→ **What this exercise asks**
(1) In the forum thread on InflowWind binary wind files, translate this sentence into Spanish: "I have been able to encode the binary .wnd file and use it in the simulation."
(2) In the listing, switch "points-value" to "score-value" from the line with "page-title: 个人中心 [68, 66, 164, 92]" to the line with "user-id: UID: 3756722 [147, 187, 265, 207]", leaving all else unchanged, and return only those lines.

→ **Selected excerpt**
☆ ☆ ☆ ☆

Some of those data stored in the Bladed-formatted binary (*.wnd) file are not used by InflowWind. And the wind field data in that file must be normalized. See Appendix E from the TurbSim v2.00.00 User’s Guide for more information: … urbSim.pdf. Yes, I would recommend using the writeBLgrid function above to write your data to the binary file.

Best regards,

Dear Jason,

Thank you very much for your rapid reply. I have been able to encode the binary .wnd file and use it in the simulation. The wind velocities are as expected.

However, no .sum file is generated by the writeBLgrid function. I thus used a .sum file from another wind field and removed almost all the lines (the essential lines are kept and adjusted to my current wind field).

For instance, I used arbitrary values for UBar (=9) and TI_u…w (=1).
If I understand it correctly, these arbitrary values do not change the de-coded wind velocities as long as the same values for UBar and TI_u…w are used for the encoding and de-coding (i.e. same value used in the writeBLgrid function and in the .sum file). Is this correct ?

That said, I noticed that a time shift of the wind velocities occurs when UBar changes (not a problem from a statistical point of view).

Could you please confirm that this procedure leaves the wind velocities used in the simulation unchanged (disrespecting any delay), with respect to the original Matlab array ?

Kind regards

windInflowLES.txt (979 Bytes)

☆ ☆ ☆ ☆

→ **Data section**
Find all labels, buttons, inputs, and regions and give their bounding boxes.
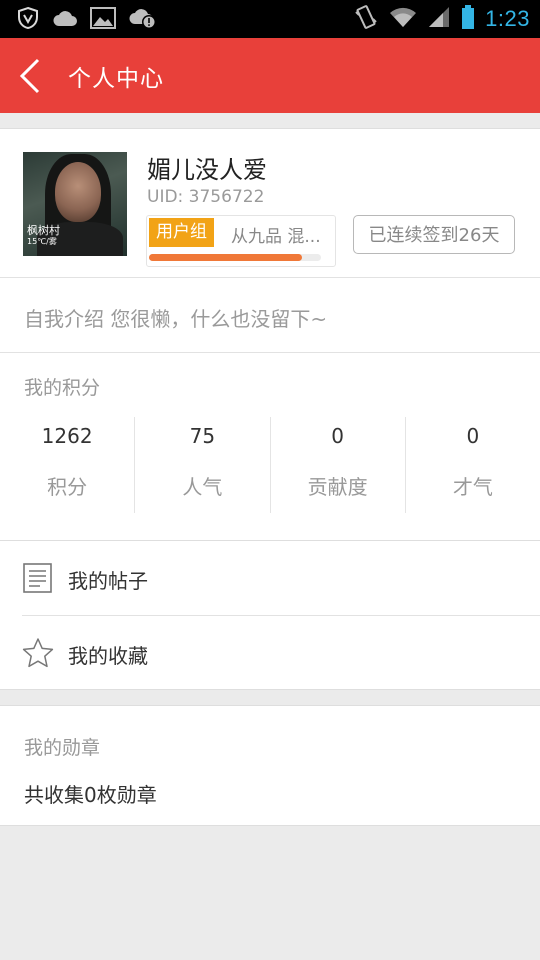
page-title: 个人中心 [68, 66, 164, 92]
points-value: 0 [466, 424, 480, 448]
user-group-badge: 用户组 [149, 218, 214, 247]
avatar-temp-text: 15℃/雾 [27, 237, 57, 246]
points-value: 75 [189, 424, 216, 448]
self-intro[interactable]: 自我介绍 您很懒，什么也没留下~ [24, 303, 327, 332]
medals-count: 共收集0枚勋章 [24, 783, 157, 807]
points-cell-score: 1262 积分 [0, 417, 134, 513]
menu-card: 我的帖子 我的收藏 [0, 540, 540, 690]
star-icon [22, 637, 54, 669]
user-group-name: 从九品 混... [231, 227, 321, 247]
avatar[interactable]: 枫树村 15℃/雾 [23, 152, 127, 256]
points-cell-talent: 0 才气 [404, 417, 540, 513]
wifi-icon [389, 6, 417, 32]
user-id: UID: 3756722 [147, 187, 265, 207]
vibrate-icon [353, 4, 379, 34]
title-bar: 个人中心 [0, 38, 540, 113]
battery-icon [461, 5, 475, 33]
shield-v-icon [16, 6, 40, 34]
level-progress-bar [149, 254, 321, 261]
menu-item-my-favorites[interactable]: 我的收藏 [0, 616, 540, 690]
divider [0, 277, 540, 278]
points-cell-popularity: 75 人气 [134, 417, 269, 513]
menu-item-label: 我的帖子 [68, 569, 148, 593]
document-icon [22, 562, 54, 594]
points-grid: 1262 积分 75 人气 0 贡献度 0 才气 [0, 417, 540, 513]
signal-icon [427, 6, 451, 32]
image-icon [90, 7, 116, 33]
username: 媚儿没人爱 [147, 156, 267, 184]
clock: 1:23 [485, 6, 530, 31]
points-label: 贡献度 [307, 475, 368, 499]
medals-section-title: 我的勋章 [24, 737, 101, 759]
points-section-title: 我的积分 [24, 377, 101, 399]
points-value: 1262 [41, 424, 93, 448]
cloud-icon [52, 8, 78, 32]
menu-item-label: 我的收藏 [68, 644, 148, 668]
points-label: 才气 [452, 475, 493, 499]
points-label: 积分 [47, 475, 88, 499]
menu-item-my-posts[interactable]: 我的帖子 [0, 541, 540, 615]
points-value: 0 [331, 424, 344, 448]
points-label: 人气 [182, 475, 223, 499]
user-group-box: 用户组 从九品 混... [146, 215, 336, 267]
status-bar: 1:23 [0, 0, 540, 38]
back-arrow-icon [19, 58, 40, 94]
points-cell-contribution: 0 贡献度 [269, 417, 405, 513]
checkin-button[interactable]: 已连续签到26天 [353, 215, 515, 254]
divider [0, 352, 540, 353]
level-progress-fill [149, 254, 303, 261]
cloud-alert-icon [128, 6, 158, 34]
back-button[interactable] [14, 56, 50, 96]
medals-card: 我的勋章 共收集0枚勋章 [0, 705, 540, 826]
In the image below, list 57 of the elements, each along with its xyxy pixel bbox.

☆ ☆ ☆ ☆

→ **Answers for the tasks**
(1) He podido codificar el archivo binario .wnd y usarlo en la simulación.

(2)
page-title: 个人中心 [68, 66, 164, 92]
score-value: 0 [466, 424, 480, 448]
user-group-badge: 用户组 [149, 218, 214, 247]
avatar-temp-text: 15℃/雾 [27, 237, 57, 246]
score-value: 75 [189, 424, 216, 448]
self-intro[interactable]: 自我介绍 您很懒，什么也没留下~ [24, 303, 327, 332]
medals-count: 共收集0枚勋章 [24, 783, 157, 807]
points-cell-score: 1262 积分 [0, 417, 134, 513]
menu-card: 我的帖子 我的收藏 [0, 540, 540, 690]
star-icon [22, 637, 54, 669]
user-group-name: 从九品 混... [231, 227, 321, 247]
avatar[interactable]: 枫树村 15℃/雾 [23, 152, 127, 256]
points-cell-talent: 0 才气 [404, 417, 540, 513]
wifi-icon [389, 6, 417, 32]
user-id: UID: 3756722 [147, 187, 265, 207]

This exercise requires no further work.